◆ Directions for this task:
Reproduce the material word for word; the images stay out.

==*==

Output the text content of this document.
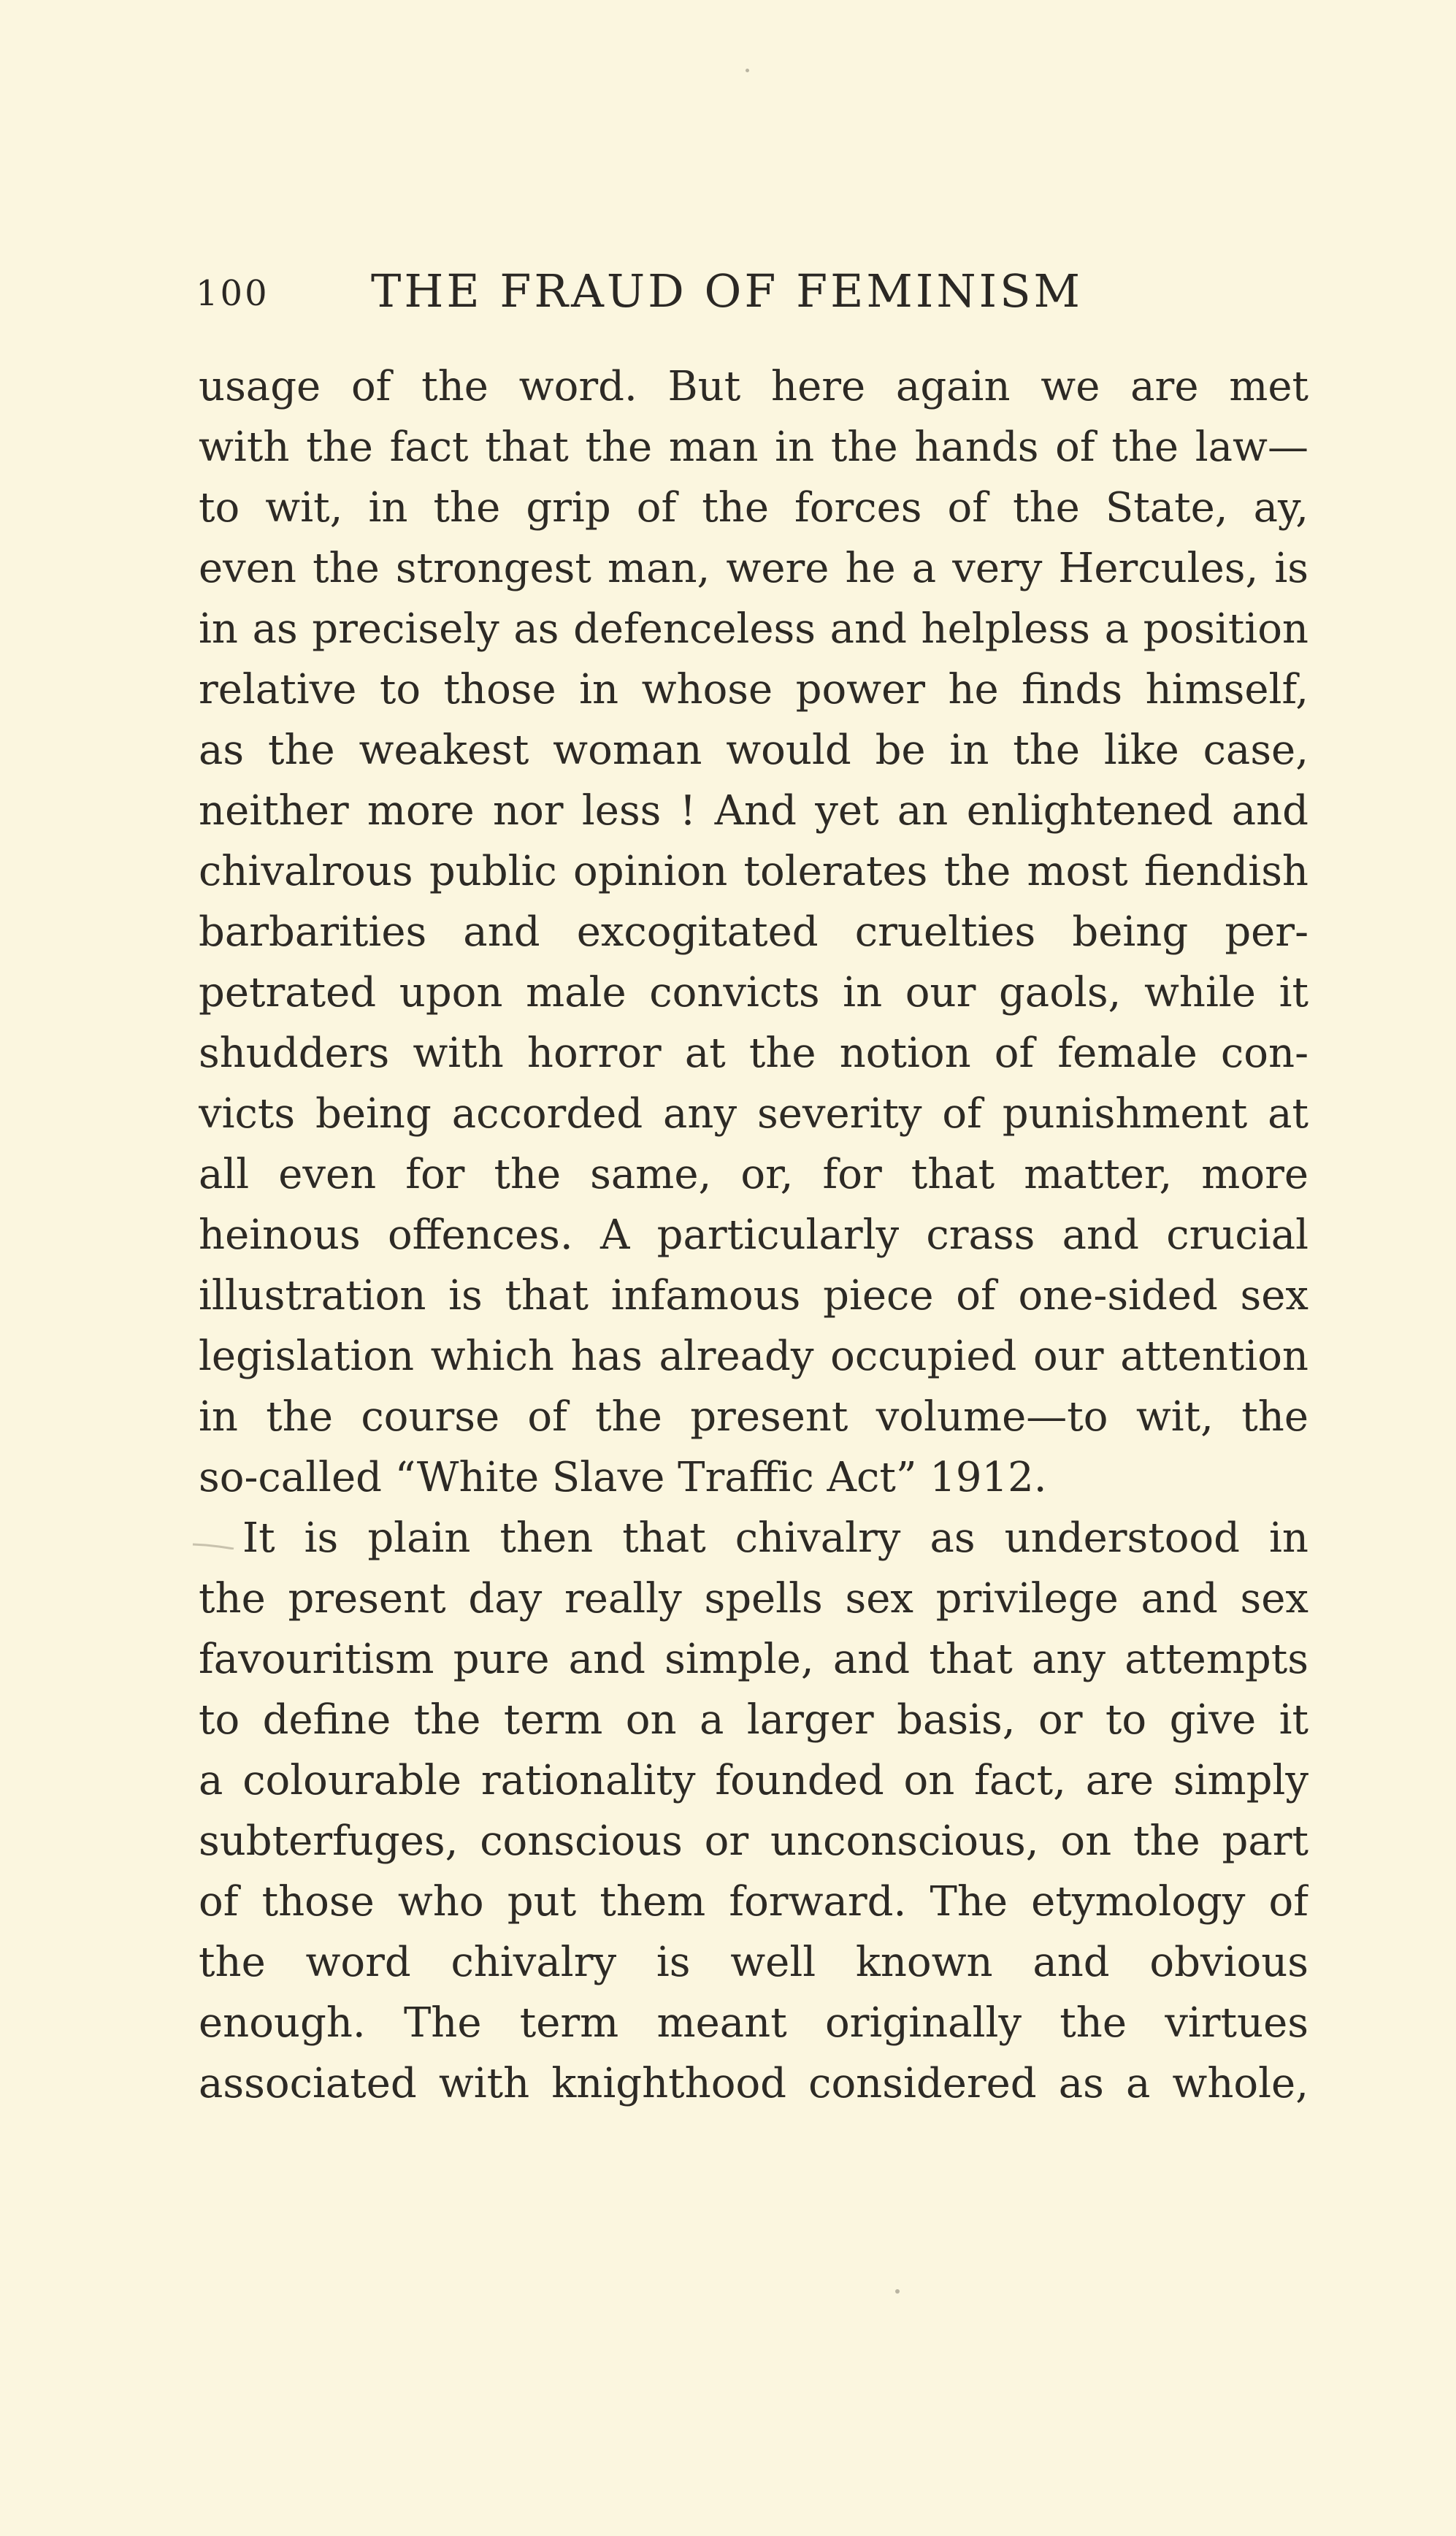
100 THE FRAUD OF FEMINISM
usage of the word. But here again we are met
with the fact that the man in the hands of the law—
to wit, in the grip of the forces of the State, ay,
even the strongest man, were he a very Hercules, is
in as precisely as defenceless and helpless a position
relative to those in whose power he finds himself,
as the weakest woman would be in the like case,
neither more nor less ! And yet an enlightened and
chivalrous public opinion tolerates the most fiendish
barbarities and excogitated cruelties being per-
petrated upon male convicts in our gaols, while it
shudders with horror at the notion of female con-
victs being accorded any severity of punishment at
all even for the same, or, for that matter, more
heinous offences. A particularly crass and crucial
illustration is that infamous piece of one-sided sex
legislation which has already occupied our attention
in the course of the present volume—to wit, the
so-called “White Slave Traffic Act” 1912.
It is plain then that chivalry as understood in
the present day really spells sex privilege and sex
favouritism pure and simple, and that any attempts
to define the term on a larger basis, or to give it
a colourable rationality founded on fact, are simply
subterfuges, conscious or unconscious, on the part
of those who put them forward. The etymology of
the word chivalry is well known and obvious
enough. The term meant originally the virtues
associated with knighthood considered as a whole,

==*==

◆ Task output:
Output the text content of this document.
100 THE FRAUD OF FEMINISM
usage of the word. But here again we are met
with the fact that the man in the hands of the law—
to wit, in the grip of the forces of the State, ay,
even the strongest man, were he a very Hercules, is
in as precisely as defenceless and helpless a position
relative to those in whose power he finds himself,
as the weakest woman would be in the like case,
neither more nor less ! And yet an enlightened and
chivalrous public opinion tolerates the most fiendish
barbarities and excogitated cruelties being per-
petrated upon male convicts in our gaols, while it
shudders with horror at the notion of female con-
victs being accorded any severity of punishment at
all even for the same, or, for that matter, more
heinous offences. A particularly crass and crucial
illustration is that infamous piece of one-sided sex
legislation which has already occupied our attention
in the course of the present volume—to wit, the
so-called “White Slave Traffic Act” 1912.
It is plain then that chivalry as understood in
the present day really spells sex privilege and sex
favouritism pure and simple, and that any attempts
to define the term on a larger basis, or to give it
a colourable rationality founded on fact, are simply
subterfuges, conscious or unconscious, on the part
of those who put them forward. The etymology of
the word chivalry is well known and obvious
enough. The term meant originally the virtues
associated with knighthood considered as a whole,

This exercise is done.